WRITTEN EXERCISE: Present each line of the entries below that holds the word "Posiciones".

■ ■ ■ ■ ■ ■ ■

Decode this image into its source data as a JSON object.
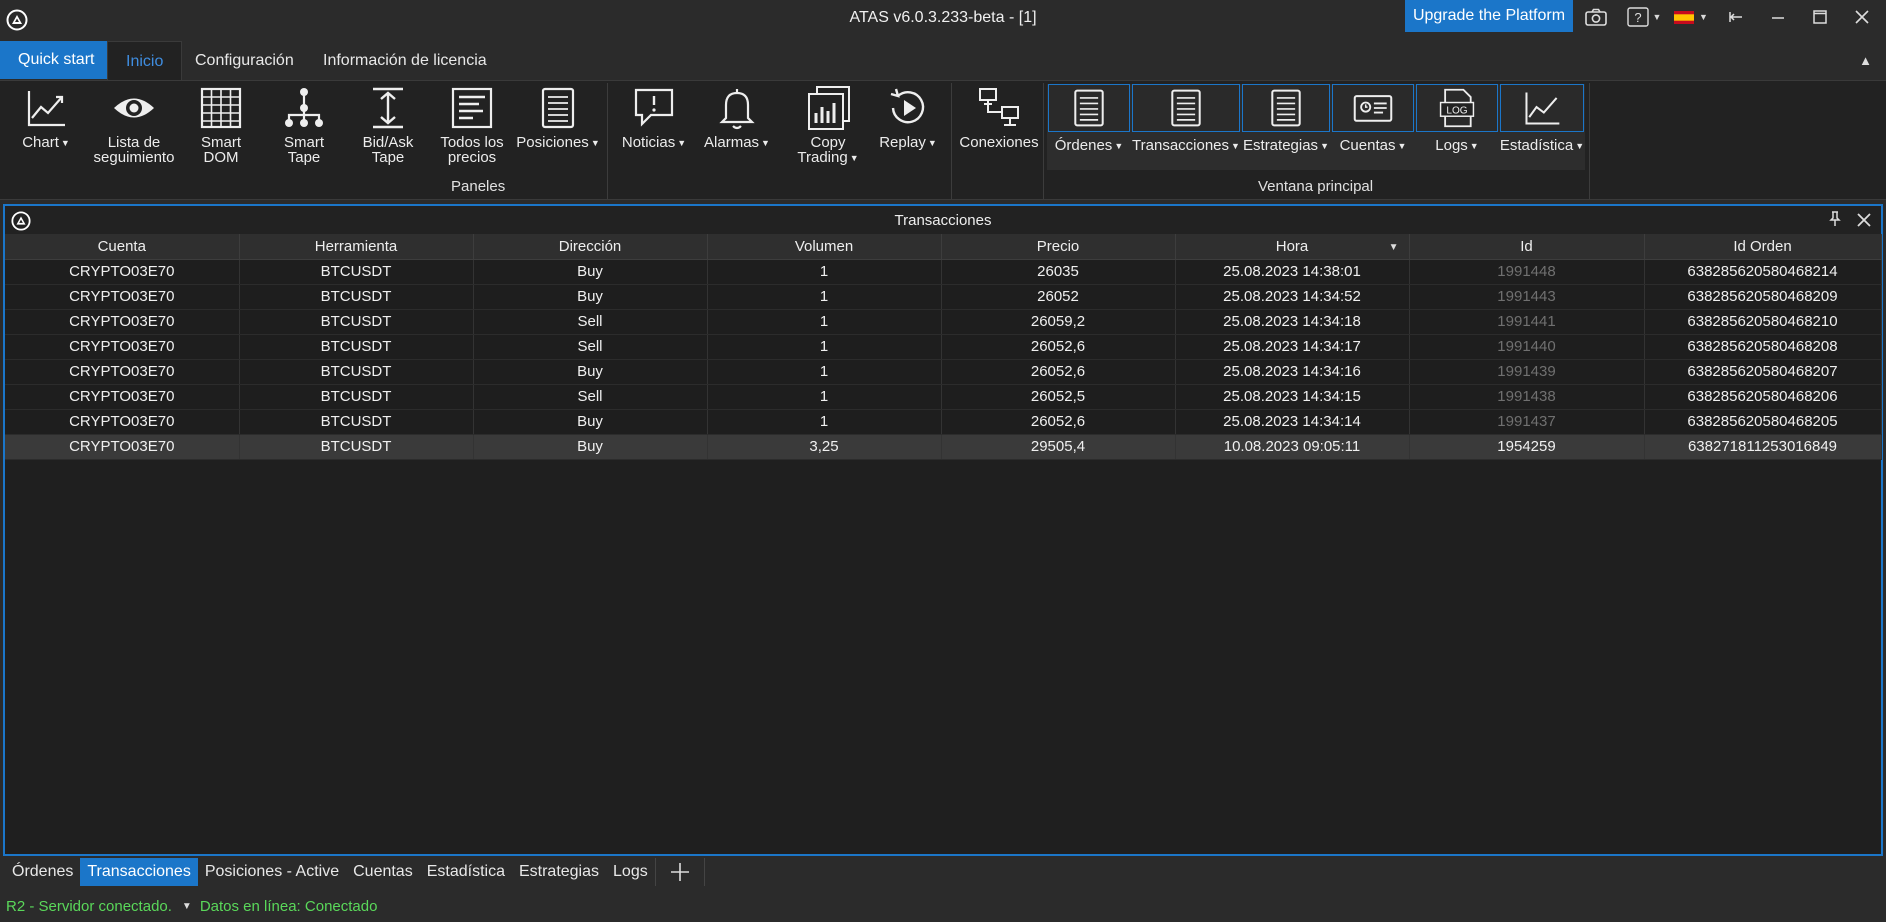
{
  "window": {
    "title": "ATAS v6.0.3.233-beta - [1]",
    "upgrade_label": "Upgrade the Platform"
  },
  "menu": {
    "quick_start": "Quick start",
    "tabs": [
      "Inicio",
      "Configuración",
      "Información de licencia"
    ],
    "active_tab": "Inicio"
  },
  "ribbon": {
    "panels_group_label": "Paneles",
    "main_window_group_label": "Ventana principal",
    "buttons": {
      "chart": "Chart",
      "watchlist_line1": "Lista de",
      "watchlist_line2": "seguimiento",
      "smart_dom_line1": "Smart",
      "smart_dom_line2": "DOM",
      "smart_tape_line1": "Smart",
      "smart_tape_line2": "Tape",
      "bidask_line1": "Bid/Ask",
      "bidask_line2": "Tape",
      "allprices_line1": "Todos los",
      "allprices_line2": "precios",
      "positions": "Posiciones",
      "news": "Noticias",
      "alarms": "Alarmas",
      "copy_line1": "Copy",
      "copy_line2": "Trading",
      "replay": "Replay",
      "connections": "Conexiones",
      "orders": "Órdenes",
      "transactions": "Transacciones",
      "strategies": "Estrategias",
      "accounts": "Cuentas",
      "logs": "Logs",
      "statistics": "Estadística",
      "log_icon_text": "LOG"
    }
  },
  "panel": {
    "title": "Transacciones",
    "columns": [
      "Cuenta",
      "Herramienta",
      "Dirección",
      "Volumen",
      "Precio",
      "Hora",
      "Id",
      "Id Orden"
    ],
    "sorted_column": "Hora",
    "rows": [
      [
        "CRYPTO03E70",
        "BTCUSDT",
        "Buy",
        "1",
        "26035",
        "25.08.2023 14:38:01",
        "1991448",
        "638285620580468214"
      ],
      [
        "CRYPTO03E70",
        "BTCUSDT",
        "Buy",
        "1",
        "26052",
        "25.08.2023 14:34:52",
        "1991443",
        "638285620580468209"
      ],
      [
        "CRYPTO03E70",
        "BTCUSDT",
        "Sell",
        "1",
        "26059,2",
        "25.08.2023 14:34:18",
        "1991441",
        "638285620580468210"
      ],
      [
        "CRYPTO03E70",
        "BTCUSDT",
        "Sell",
        "1",
        "26052,6",
        "25.08.2023 14:34:17",
        "1991440",
        "638285620580468208"
      ],
      [
        "CRYPTO03E70",
        "BTCUSDT",
        "Buy",
        "1",
        "26052,6",
        "25.08.2023 14:34:16",
        "1991439",
        "638285620580468207"
      ],
      [
        "CRYPTO03E70",
        "BTCUSDT",
        "Sell",
        "1",
        "26052,5",
        "25.08.2023 14:34:15",
        "1991438",
        "638285620580468206"
      ],
      [
        "CRYPTO03E70",
        "BTCUSDT",
        "Buy",
        "1",
        "26052,6",
        "25.08.2023 14:34:14",
        "1991437",
        "638285620580468205"
      ],
      [
        "CRYPTO03E70",
        "BTCUSDT",
        "Buy",
        "3,25",
        "29505,4",
        "10.08.2023 09:05:11",
        "1954259",
        "638271811253016849"
      ]
    ],
    "selected_row": 7
  },
  "bottom_tabs": [
    "Órdenes",
    "Transacciones",
    "Posiciones - Active",
    "Cuentas",
    "Estadística",
    "Estrategias",
    "Logs"
  ],
  "bottom_tabs_active": "Transacciones",
  "status": {
    "server": "R2 - Servidor conectado.",
    "data": "Datos en línea: Conectado"
  },
  "colors": {
    "accent": "#1b76c9",
    "status_ok": "#5ad85a",
    "background": "#2b2b2b"
  }
}
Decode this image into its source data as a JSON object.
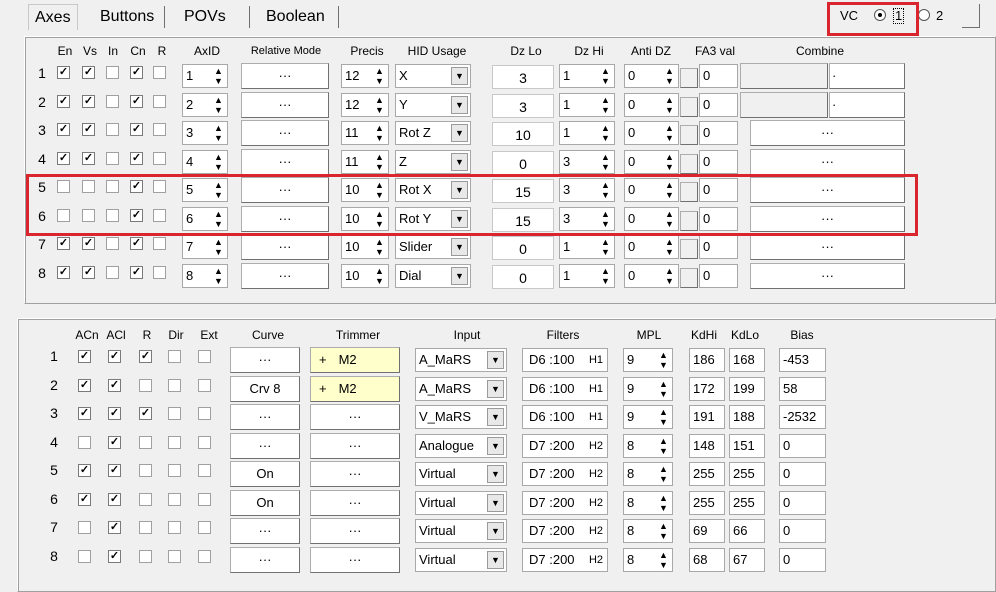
{
  "tabs": [
    "Axes",
    "Buttons",
    "POVs",
    "Boolean"
  ],
  "vc": {
    "label": "VC",
    "opt1": "1",
    "opt2": "2",
    "selected": "1"
  },
  "axes": {
    "headers": {
      "en": "En",
      "vs": "Vs",
      "in": "In",
      "cn": "Cn",
      "r": "R",
      "axid": "AxID",
      "relmode": "Relative Mode",
      "precis": "Precis",
      "hid": "HID Usage",
      "dzlo": "Dz Lo",
      "dzhi": "Dz Hi",
      "antidz": "Anti DZ",
      "fa3": "FA3 val",
      "combine": "Combine"
    },
    "rows": [
      {
        "n": "1",
        "en": true,
        "vs": true,
        "in": false,
        "cn": true,
        "r": false,
        "axid": "1",
        "rel": "···",
        "precis": "12",
        "hid": "X",
        "dzlo": "3",
        "dzhi": "1",
        "antidz": "0",
        "fa3": "0",
        "combine": "·"
      },
      {
        "n": "2",
        "en": true,
        "vs": true,
        "in": false,
        "cn": true,
        "r": false,
        "axid": "2",
        "rel": "···",
        "precis": "12",
        "hid": "Y",
        "dzlo": "3",
        "dzhi": "1",
        "antidz": "0",
        "fa3": "0",
        "combine": "·"
      },
      {
        "n": "3",
        "en": true,
        "vs": true,
        "in": false,
        "cn": true,
        "r": false,
        "axid": "3",
        "rel": "···",
        "precis": "11",
        "hid": "Rot Z",
        "dzlo": "10",
        "dzhi": "1",
        "antidz": "0",
        "fa3": "0",
        "combine": "···"
      },
      {
        "n": "4",
        "en": true,
        "vs": true,
        "in": false,
        "cn": true,
        "r": false,
        "axid": "4",
        "rel": "···",
        "precis": "11",
        "hid": "Z",
        "dzlo": "0",
        "dzhi": "3",
        "antidz": "0",
        "fa3": "0",
        "combine": "···"
      },
      {
        "n": "5",
        "en": false,
        "vs": false,
        "in": false,
        "cn": true,
        "r": false,
        "axid": "5",
        "rel": "···",
        "precis": "10",
        "hid": "Rot X",
        "dzlo": "15",
        "dzhi": "3",
        "antidz": "0",
        "fa3": "0",
        "combine": "···"
      },
      {
        "n": "6",
        "en": false,
        "vs": false,
        "in": false,
        "cn": true,
        "r": false,
        "axid": "6",
        "rel": "···",
        "precis": "10",
        "hid": "Rot Y",
        "dzlo": "15",
        "dzhi": "3",
        "antidz": "0",
        "fa3": "0",
        "combine": "···"
      },
      {
        "n": "7",
        "en": true,
        "vs": true,
        "in": false,
        "cn": true,
        "r": false,
        "axid": "7",
        "rel": "···",
        "precis": "10",
        "hid": "Slider",
        "dzlo": "0",
        "dzhi": "1",
        "antidz": "0",
        "fa3": "0",
        "combine": "···"
      },
      {
        "n": "8",
        "en": true,
        "vs": true,
        "in": false,
        "cn": true,
        "r": false,
        "axid": "8",
        "rel": "···",
        "precis": "10",
        "hid": "Dial",
        "dzlo": "0",
        "dzhi": "1",
        "antidz": "0",
        "fa3": "0",
        "combine": "···"
      }
    ]
  },
  "inputs": {
    "headers": {
      "acn": "ACn",
      "acl": "ACl",
      "r": "R",
      "dir": "Dir",
      "ext": "Ext",
      "curve": "Curve",
      "trimmer": "Trimmer",
      "input": "Input",
      "filters": "Filters",
      "mpl": "MPL",
      "kdhi": "KdHi",
      "kdlo": "KdLo",
      "bias": "Bias"
    },
    "rows": [
      {
        "n": "1",
        "acn": true,
        "acl": true,
        "r": true,
        "dir": false,
        "ext": false,
        "curve": "···",
        "trim": "M2",
        "trimPlus": "+",
        "input": "A_MaRS",
        "filter": "D6 :100",
        "ftag": "H1",
        "mpl": "9",
        "kdhi": "186",
        "kdlo": "168",
        "bias": "-453"
      },
      {
        "n": "2",
        "acn": true,
        "acl": true,
        "r": false,
        "dir": false,
        "ext": false,
        "curve": "Crv 8",
        "trim": "M2",
        "trimPlus": "+",
        "input": "A_MaRS",
        "filter": "D6 :100",
        "ftag": "H1",
        "mpl": "9",
        "kdhi": "172",
        "kdlo": "199",
        "bias": "58"
      },
      {
        "n": "3",
        "acn": true,
        "acl": true,
        "r": true,
        "dir": false,
        "ext": false,
        "curve": "···",
        "trim": "···",
        "trimPlus": "",
        "input": "V_MaRS",
        "filter": "D6 :100",
        "ftag": "H1",
        "mpl": "9",
        "kdhi": "191",
        "kdlo": "188",
        "bias": "-2532"
      },
      {
        "n": "4",
        "acn": false,
        "acl": true,
        "r": false,
        "dir": false,
        "ext": false,
        "curve": "···",
        "trim": "···",
        "trimPlus": "",
        "input": "Analogue",
        "filter": "D7 :200",
        "ftag": "H2",
        "mpl": "8",
        "kdhi": "148",
        "kdlo": "151",
        "bias": "0"
      },
      {
        "n": "5",
        "acn": true,
        "acl": true,
        "r": false,
        "dir": false,
        "ext": false,
        "curve": "On",
        "trim": "···",
        "trimPlus": "",
        "input": "Virtual",
        "filter": "D7 :200",
        "ftag": "H2",
        "mpl": "8",
        "kdhi": "255",
        "kdlo": "255",
        "bias": "0"
      },
      {
        "n": "6",
        "acn": true,
        "acl": true,
        "r": false,
        "dir": false,
        "ext": false,
        "curve": "On",
        "trim": "···",
        "trimPlus": "",
        "input": "Virtual",
        "filter": "D7 :200",
        "ftag": "H2",
        "mpl": "8",
        "kdhi": "255",
        "kdlo": "255",
        "bias": "0"
      },
      {
        "n": "7",
        "acn": false,
        "acl": true,
        "r": false,
        "dir": false,
        "ext": false,
        "curve": "···",
        "trim": "···",
        "trimPlus": "",
        "input": "Virtual",
        "filter": "D7 :200",
        "ftag": "H2",
        "mpl": "8",
        "kdhi": "69",
        "kdlo": "66",
        "bias": "0"
      },
      {
        "n": "8",
        "acn": false,
        "acl": true,
        "r": false,
        "dir": false,
        "ext": false,
        "curve": "···",
        "trim": "···",
        "trimPlus": "",
        "input": "Virtual",
        "filter": "D7 :200",
        "ftag": "H2",
        "mpl": "8",
        "kdhi": "68",
        "kdlo": "67",
        "bias": "0"
      }
    ]
  },
  "colors": {
    "highlight": "#d9262e",
    "trimmer": "#ffffcc"
  }
}
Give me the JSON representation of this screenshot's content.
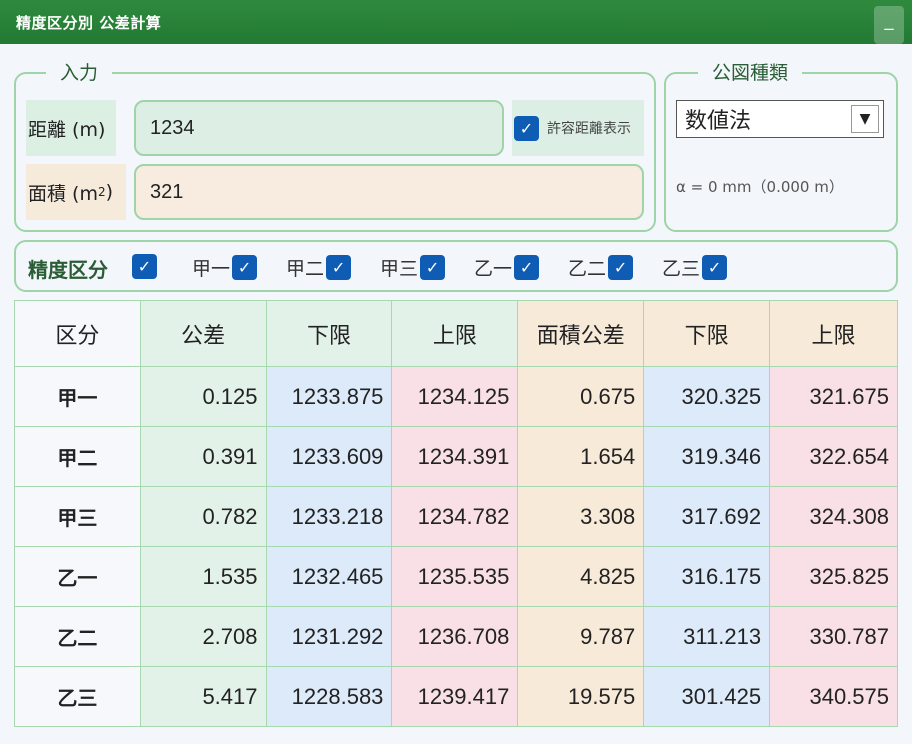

■ ■ ■ ■ ■ ■ ■

ANSWER TO THIS TASK:
      "positions": "Posiciones",
    "Posiciones - Active",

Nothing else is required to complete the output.